*AIM*
Using the records below, locate all lines containing "JSON" and return them.
————
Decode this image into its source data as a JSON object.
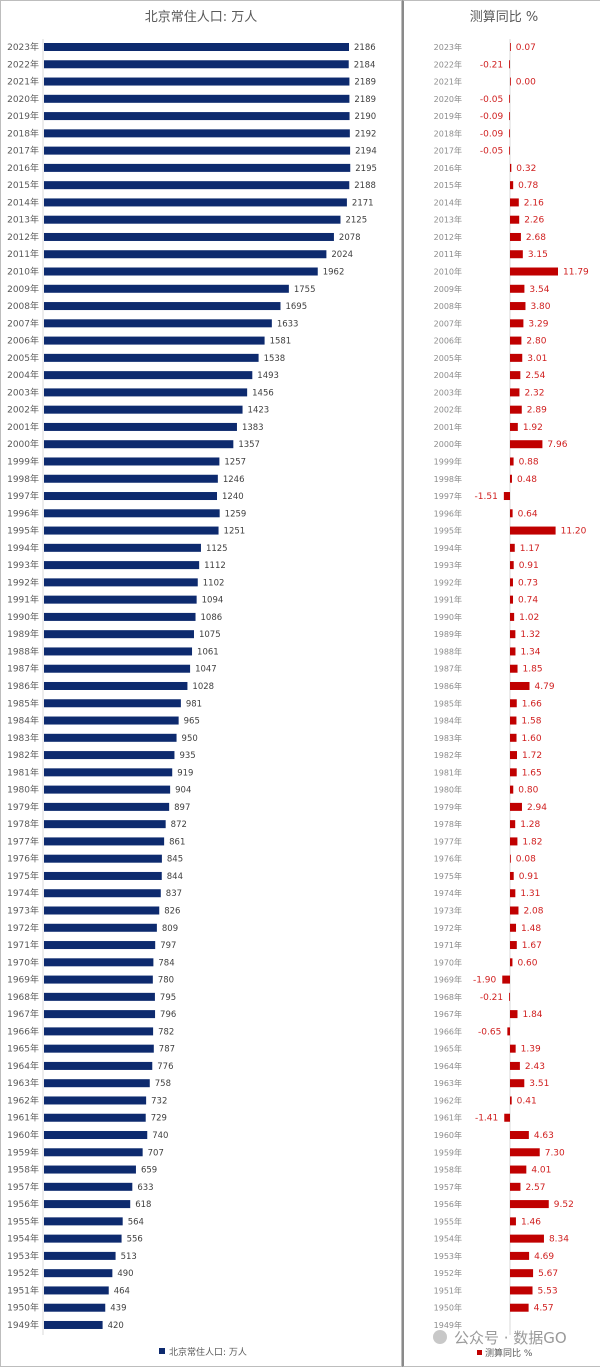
{
  "chart_data": [
    {
      "type": "bar",
      "orientation": "horizontal",
      "title": "北京常住人口: 万人",
      "legend": "北京常住人口: 万人",
      "legend_position": "bottom",
      "color": "#0d2a6e",
      "categories": [
        "2023年",
        "2022年",
        "2021年",
        "2020年",
        "2019年",
        "2018年",
        "2017年",
        "2016年",
        "2015年",
        "2014年",
        "2013年",
        "2012年",
        "2011年",
        "2010年",
        "2009年",
        "2008年",
        "2007年",
        "2006年",
        "2005年",
        "2004年",
        "2003年",
        "2002年",
        "2001年",
        "2000年",
        "1999年",
        "1998年",
        "1997年",
        "1996年",
        "1995年",
        "1994年",
        "1993年",
        "1992年",
        "1991年",
        "1990年",
        "1989年",
        "1988年",
        "1987年",
        "1986年",
        "1985年",
        "1984年",
        "1983年",
        "1982年",
        "1981年",
        "1980年",
        "1979年",
        "1978年",
        "1977年",
        "1976年",
        "1975年",
        "1974年",
        "1973年",
        "1972年",
        "1971年",
        "1970年",
        "1969年",
        "1968年",
        "1967年",
        "1966年",
        "1965年",
        "1964年",
        "1963年",
        "1962年",
        "1961年",
        "1960年",
        "1959年",
        "1958年",
        "1957年",
        "1956年",
        "1955年",
        "1954年",
        "1953年",
        "1952年",
        "1951年",
        "1950年",
        "1949年"
      ],
      "values": [
        2186,
        2184,
        2189,
        2189,
        2190,
        2192,
        2194,
        2195,
        2188,
        2171,
        2125,
        2078,
        2024,
        1962,
        1755,
        1695,
        1633,
        1581,
        1538,
        1493,
        1456,
        1423,
        1383,
        1357,
        1257,
        1246,
        1240,
        1259,
        1251,
        1125,
        1112,
        1102,
        1094,
        1086,
        1075,
        1061,
        1047,
        1028,
        981,
        965,
        950,
        935,
        919,
        904,
        897,
        872,
        861,
        845,
        844,
        837,
        826,
        809,
        797,
        784,
        780,
        795,
        796,
        782,
        787,
        776,
        758,
        732,
        729,
        740,
        707,
        659,
        633,
        618,
        564,
        556,
        513,
        490,
        464,
        439,
        420
      ],
      "xlim": [
        0,
        2200
      ]
    },
    {
      "type": "bar",
      "orientation": "horizontal",
      "title": "测算同比 %",
      "legend": "测算同比 %",
      "legend_position": "bottom",
      "color": "#c00000",
      "values": [
        0.07,
        -0.21,
        0.0,
        -0.05,
        -0.09,
        -0.09,
        -0.05,
        0.32,
        0.78,
        2.16,
        2.26,
        2.68,
        3.15,
        11.79,
        3.54,
        3.8,
        3.29,
        2.8,
        3.01,
        2.54,
        2.32,
        2.89,
        1.92,
        7.96,
        0.88,
        0.48,
        -1.51,
        0.64,
        11.2,
        1.17,
        0.91,
        0.73,
        0.74,
        1.02,
        1.32,
        1.34,
        1.85,
        4.79,
        1.66,
        1.58,
        1.6,
        1.72,
        1.65,
        0.8,
        2.94,
        1.28,
        1.82,
        0.08,
        0.91,
        1.31,
        2.08,
        1.48,
        1.67,
        0.6,
        -1.9,
        -0.21,
        1.84,
        -0.65,
        1.39,
        2.43,
        3.51,
        0.41,
        -1.41,
        4.63,
        7.3,
        4.01,
        2.57,
        9.52,
        1.46,
        8.34,
        4.69,
        5.67,
        5.53,
        4.57,
        null
      ],
      "xlim": [
        -2,
        12
      ]
    }
  ],
  "watermark": "公众号 · 数据GO"
}
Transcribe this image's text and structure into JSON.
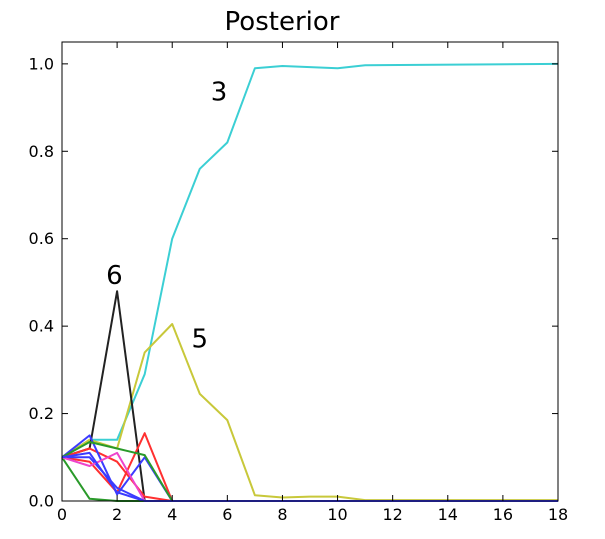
————
*TASK RESPONSE*
Decode this image into its source data as a JSON object.
Transcribe this image's text and structure into JSON.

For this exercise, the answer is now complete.